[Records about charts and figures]
::::
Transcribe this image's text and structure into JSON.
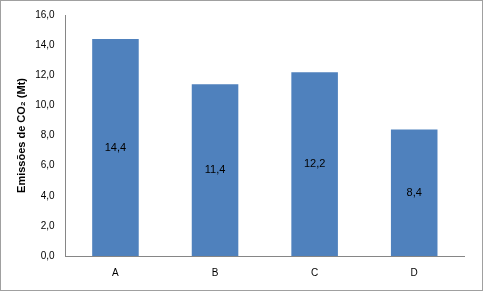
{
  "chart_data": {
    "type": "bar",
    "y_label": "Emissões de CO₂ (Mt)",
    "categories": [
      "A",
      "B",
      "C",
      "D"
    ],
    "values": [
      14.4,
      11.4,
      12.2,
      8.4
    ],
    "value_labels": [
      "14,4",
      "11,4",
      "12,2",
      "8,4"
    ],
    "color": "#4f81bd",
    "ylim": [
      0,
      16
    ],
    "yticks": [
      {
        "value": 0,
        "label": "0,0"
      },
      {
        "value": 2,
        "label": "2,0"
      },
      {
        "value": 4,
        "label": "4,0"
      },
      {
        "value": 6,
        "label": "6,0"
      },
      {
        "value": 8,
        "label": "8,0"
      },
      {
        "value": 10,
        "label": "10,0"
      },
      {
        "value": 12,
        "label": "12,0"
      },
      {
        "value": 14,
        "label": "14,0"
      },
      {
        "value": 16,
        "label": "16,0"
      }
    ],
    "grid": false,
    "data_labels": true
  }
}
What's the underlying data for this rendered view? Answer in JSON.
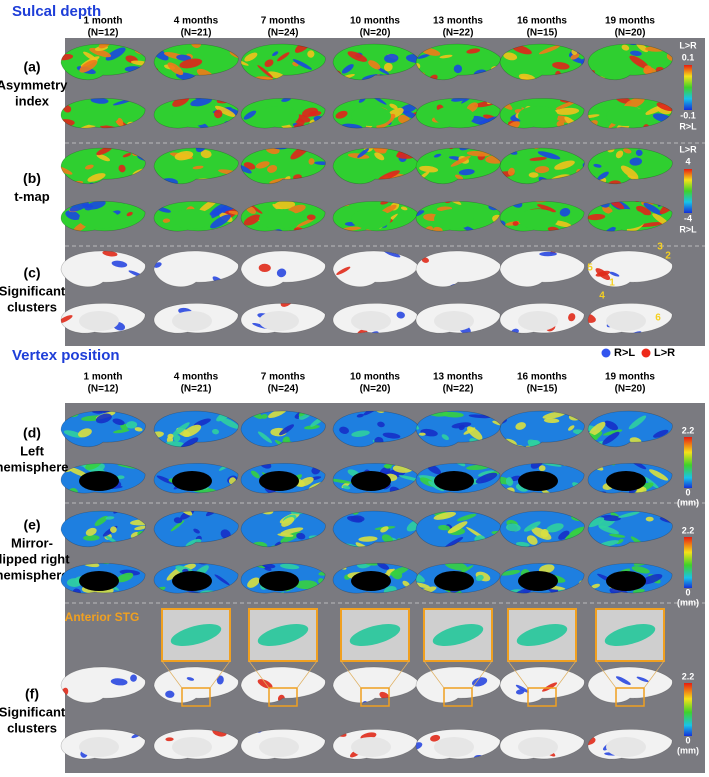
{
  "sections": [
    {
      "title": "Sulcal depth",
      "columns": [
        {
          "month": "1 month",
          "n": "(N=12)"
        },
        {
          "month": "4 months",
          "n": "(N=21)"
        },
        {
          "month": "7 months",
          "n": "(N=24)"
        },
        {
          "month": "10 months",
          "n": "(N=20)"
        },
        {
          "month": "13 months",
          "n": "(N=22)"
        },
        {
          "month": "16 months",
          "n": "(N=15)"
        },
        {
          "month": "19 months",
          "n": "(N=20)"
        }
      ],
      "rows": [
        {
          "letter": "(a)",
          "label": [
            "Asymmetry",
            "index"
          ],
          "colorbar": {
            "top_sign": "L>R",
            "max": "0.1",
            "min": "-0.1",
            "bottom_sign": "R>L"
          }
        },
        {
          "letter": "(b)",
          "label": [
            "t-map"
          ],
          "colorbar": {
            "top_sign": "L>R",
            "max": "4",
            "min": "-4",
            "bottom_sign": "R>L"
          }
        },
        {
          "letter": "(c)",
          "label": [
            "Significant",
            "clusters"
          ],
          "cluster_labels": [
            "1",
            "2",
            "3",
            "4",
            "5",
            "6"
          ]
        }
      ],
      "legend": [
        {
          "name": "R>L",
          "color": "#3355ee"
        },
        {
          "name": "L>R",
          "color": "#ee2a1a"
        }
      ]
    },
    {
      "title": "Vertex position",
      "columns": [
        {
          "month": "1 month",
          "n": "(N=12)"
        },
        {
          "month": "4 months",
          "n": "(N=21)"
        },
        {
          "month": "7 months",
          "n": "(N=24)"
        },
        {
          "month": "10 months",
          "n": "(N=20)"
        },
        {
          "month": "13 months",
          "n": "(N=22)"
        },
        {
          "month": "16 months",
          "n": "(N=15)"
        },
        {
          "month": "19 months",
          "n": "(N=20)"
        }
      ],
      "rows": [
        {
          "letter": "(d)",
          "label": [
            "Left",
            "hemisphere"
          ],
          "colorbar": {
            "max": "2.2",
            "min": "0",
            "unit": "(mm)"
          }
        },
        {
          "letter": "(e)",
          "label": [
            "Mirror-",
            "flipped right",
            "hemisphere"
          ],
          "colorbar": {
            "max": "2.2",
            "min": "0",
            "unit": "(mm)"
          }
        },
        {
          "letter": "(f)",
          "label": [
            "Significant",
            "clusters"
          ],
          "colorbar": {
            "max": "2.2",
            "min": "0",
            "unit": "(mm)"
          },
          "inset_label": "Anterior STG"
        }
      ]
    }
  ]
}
::::
Reproduce the entries exactly. Do not carry over any picture.

Transcribe this image's text and structure into JSON.
{
  "chart_data": {
    "type": "bar",
    "y_label": "Emissões de CO₂ (Mt)",
    "categories": [
      "A",
      "B",
      "C",
      "D"
    ],
    "values": [
      14.4,
      11.4,
      12.2,
      8.4
    ],
    "value_labels": [
      "14,4",
      "11,4",
      "12,2",
      "8,4"
    ],
    "color": "#4f81bd",
    "ylim": [
      0,
      16
    ],
    "yticks": [
      {
        "value": 0,
        "label": "0,0"
      },
      {
        "value": 2,
        "label": "2,0"
      },
      {
        "value": 4,
        "label": "4,0"
      },
      {
        "value": 6,
        "label": "6,0"
      },
      {
        "value": 8,
        "label": "8,0"
      },
      {
        "value": 10,
        "label": "10,0"
      },
      {
        "value": 12,
        "label": "12,0"
      },
      {
        "value": 14,
        "label": "14,0"
      },
      {
        "value": 16,
        "label": "16,0"
      }
    ],
    "grid": false,
    "data_labels": true
  }
}
What's the underlying data for this rendered view? Answer in JSON.
{
  "sections": [
    {
      "title": "Sulcal depth",
      "columns": [
        {
          "month": "1 month",
          "n": "(N=12)"
        },
        {
          "month": "4 months",
          "n": "(N=21)"
        },
        {
          "month": "7 months",
          "n": "(N=24)"
        },
        {
          "month": "10 months",
          "n": "(N=20)"
        },
        {
          "month": "13 months",
          "n": "(N=22)"
        },
        {
          "month": "16 months",
          "n": "(N=15)"
        },
        {
          "month": "19 months",
          "n": "(N=20)"
        }
      ],
      "rows": [
        {
          "letter": "(a)",
          "label": [
            "Asymmetry",
            "index"
          ],
          "colorbar": {
            "top_sign": "L>R",
            "max": "0.1",
            "min": "-0.1",
            "bottom_sign": "R>L"
          }
        },
        {
          "letter": "(b)",
          "label": [
            "t-map"
          ],
          "colorbar": {
            "top_sign": "L>R",
            "max": "4",
            "min": "-4",
            "bottom_sign": "R>L"
          }
        },
        {
          "letter": "(c)",
          "label": [
            "Significant",
            "clusters"
          ],
          "cluster_labels": [
            "1",
            "2",
            "3",
            "4",
            "5",
            "6"
          ]
        }
      ],
      "legend": [
        {
          "name": "R>L",
          "color": "#3355ee"
        },
        {
          "name": "L>R",
          "color": "#ee2a1a"
        }
      ]
    },
    {
      "title": "Vertex position",
      "columns": [
        {
          "month": "1 month",
          "n": "(N=12)"
        },
        {
          "month": "4 months",
          "n": "(N=21)"
        },
        {
          "month": "7 months",
          "n": "(N=24)"
        },
        {
          "month": "10 months",
          "n": "(N=20)"
        },
        {
          "month": "13 months",
          "n": "(N=22)"
        },
        {
          "month": "16 months",
          "n": "(N=15)"
        },
        {
          "month": "19 months",
          "n": "(N=20)"
        }
      ],
      "rows": [
        {
          "letter": "(d)",
          "label": [
            "Left",
            "hemisphere"
          ],
          "colorbar": {
            "max": "2.2",
            "min": "0",
            "unit": "(mm)"
          }
        },
        {
          "letter": "(e)",
          "label": [
            "Mirror-",
            "flipped right",
            "hemisphere"
          ],
          "colorbar": {
            "max": "2.2",
            "min": "0",
            "unit": "(mm)"
          }
        },
        {
          "letter": "(f)",
          "label": [
            "Significant",
            "clusters"
          ],
          "colorbar": {
            "max": "2.2",
            "min": "0",
            "unit": "(mm)"
          },
          "inset_label": "Anterior STG"
        }
      ]
    }
  ]
}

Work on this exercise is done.